Aim of the task: Pick out each line containing the string "content".

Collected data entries
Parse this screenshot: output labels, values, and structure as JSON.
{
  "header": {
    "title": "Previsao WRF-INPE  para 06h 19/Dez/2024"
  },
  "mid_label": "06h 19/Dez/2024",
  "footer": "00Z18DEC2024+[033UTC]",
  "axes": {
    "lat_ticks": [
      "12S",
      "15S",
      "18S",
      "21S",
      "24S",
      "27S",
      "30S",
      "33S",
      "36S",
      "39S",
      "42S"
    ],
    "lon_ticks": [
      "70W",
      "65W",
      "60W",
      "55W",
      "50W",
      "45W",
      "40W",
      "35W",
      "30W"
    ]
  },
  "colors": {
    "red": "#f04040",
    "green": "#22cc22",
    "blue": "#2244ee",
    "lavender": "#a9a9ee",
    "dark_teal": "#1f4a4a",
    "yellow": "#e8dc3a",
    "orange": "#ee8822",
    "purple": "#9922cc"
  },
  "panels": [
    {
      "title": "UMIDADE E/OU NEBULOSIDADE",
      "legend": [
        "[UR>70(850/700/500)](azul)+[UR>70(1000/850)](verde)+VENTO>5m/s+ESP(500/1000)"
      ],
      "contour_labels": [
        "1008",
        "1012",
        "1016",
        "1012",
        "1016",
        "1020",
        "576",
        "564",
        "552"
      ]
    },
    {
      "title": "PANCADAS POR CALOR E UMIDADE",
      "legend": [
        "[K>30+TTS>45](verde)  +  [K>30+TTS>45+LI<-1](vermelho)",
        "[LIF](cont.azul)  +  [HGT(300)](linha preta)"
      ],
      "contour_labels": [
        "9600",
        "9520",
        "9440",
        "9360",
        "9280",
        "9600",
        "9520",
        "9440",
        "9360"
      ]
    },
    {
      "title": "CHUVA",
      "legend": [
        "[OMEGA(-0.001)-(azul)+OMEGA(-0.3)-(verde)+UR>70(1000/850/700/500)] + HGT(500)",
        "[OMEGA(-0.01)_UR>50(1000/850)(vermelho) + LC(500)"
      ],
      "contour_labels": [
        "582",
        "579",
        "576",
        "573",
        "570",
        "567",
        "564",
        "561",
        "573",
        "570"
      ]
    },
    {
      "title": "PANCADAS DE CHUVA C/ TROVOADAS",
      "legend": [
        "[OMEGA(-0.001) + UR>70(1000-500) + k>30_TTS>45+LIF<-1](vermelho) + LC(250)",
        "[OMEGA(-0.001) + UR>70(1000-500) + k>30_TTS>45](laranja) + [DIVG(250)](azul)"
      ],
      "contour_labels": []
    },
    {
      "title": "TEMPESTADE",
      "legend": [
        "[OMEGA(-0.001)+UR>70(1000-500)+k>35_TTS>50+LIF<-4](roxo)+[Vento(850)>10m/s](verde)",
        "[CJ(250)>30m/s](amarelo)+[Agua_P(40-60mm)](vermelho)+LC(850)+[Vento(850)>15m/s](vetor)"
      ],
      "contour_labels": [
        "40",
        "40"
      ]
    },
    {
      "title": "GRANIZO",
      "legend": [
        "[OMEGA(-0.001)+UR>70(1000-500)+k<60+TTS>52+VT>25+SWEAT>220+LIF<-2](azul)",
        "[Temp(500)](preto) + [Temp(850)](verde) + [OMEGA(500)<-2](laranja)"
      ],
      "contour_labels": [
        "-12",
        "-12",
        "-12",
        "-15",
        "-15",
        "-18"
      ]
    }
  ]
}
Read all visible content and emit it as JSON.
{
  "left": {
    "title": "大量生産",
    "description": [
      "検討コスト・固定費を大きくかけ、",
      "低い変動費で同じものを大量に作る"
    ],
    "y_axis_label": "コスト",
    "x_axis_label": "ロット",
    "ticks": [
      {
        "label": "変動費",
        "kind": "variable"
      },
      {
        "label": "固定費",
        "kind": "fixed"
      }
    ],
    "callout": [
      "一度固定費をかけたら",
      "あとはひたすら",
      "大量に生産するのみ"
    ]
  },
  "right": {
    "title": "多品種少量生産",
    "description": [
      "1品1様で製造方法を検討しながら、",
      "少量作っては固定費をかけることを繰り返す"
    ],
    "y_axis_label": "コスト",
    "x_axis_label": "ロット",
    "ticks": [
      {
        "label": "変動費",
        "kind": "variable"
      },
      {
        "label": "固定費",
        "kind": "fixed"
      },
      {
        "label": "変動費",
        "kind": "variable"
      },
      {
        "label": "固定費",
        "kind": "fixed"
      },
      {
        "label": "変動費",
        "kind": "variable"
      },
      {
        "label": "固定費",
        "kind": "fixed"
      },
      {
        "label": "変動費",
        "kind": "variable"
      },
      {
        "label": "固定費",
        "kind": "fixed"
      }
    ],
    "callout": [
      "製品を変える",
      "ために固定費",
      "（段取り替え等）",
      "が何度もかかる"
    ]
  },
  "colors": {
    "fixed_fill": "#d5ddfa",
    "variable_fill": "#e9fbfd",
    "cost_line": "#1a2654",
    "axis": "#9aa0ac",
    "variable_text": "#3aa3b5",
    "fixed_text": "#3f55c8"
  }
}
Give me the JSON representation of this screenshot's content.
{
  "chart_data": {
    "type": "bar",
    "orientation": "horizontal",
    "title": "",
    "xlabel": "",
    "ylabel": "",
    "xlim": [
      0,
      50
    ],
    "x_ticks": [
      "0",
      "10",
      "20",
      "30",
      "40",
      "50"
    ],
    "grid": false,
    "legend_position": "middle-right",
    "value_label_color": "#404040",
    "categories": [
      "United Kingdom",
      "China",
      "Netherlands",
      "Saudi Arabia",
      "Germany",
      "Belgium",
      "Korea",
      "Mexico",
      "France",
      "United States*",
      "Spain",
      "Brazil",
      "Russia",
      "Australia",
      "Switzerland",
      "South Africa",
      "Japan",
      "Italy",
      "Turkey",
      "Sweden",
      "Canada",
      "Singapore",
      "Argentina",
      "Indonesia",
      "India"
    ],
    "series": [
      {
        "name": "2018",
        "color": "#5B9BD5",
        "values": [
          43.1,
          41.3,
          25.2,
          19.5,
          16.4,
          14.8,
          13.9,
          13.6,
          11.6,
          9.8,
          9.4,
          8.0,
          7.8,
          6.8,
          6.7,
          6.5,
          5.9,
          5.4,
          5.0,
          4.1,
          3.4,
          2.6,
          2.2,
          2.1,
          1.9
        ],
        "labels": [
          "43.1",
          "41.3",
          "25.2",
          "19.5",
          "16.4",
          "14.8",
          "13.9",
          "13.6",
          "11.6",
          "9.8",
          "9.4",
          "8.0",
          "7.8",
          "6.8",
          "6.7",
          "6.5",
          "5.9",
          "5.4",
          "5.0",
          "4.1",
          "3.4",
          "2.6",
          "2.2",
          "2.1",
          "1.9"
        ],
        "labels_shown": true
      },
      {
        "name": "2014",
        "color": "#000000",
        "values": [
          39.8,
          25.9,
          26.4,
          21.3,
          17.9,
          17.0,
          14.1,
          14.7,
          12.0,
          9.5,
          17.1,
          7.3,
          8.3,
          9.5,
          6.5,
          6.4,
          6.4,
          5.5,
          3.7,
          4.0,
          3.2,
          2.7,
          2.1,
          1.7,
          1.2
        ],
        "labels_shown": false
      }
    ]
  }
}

Task answer:
Read all visible content and emit it as JSON.
Give me the JSON representation of this screenshot's content.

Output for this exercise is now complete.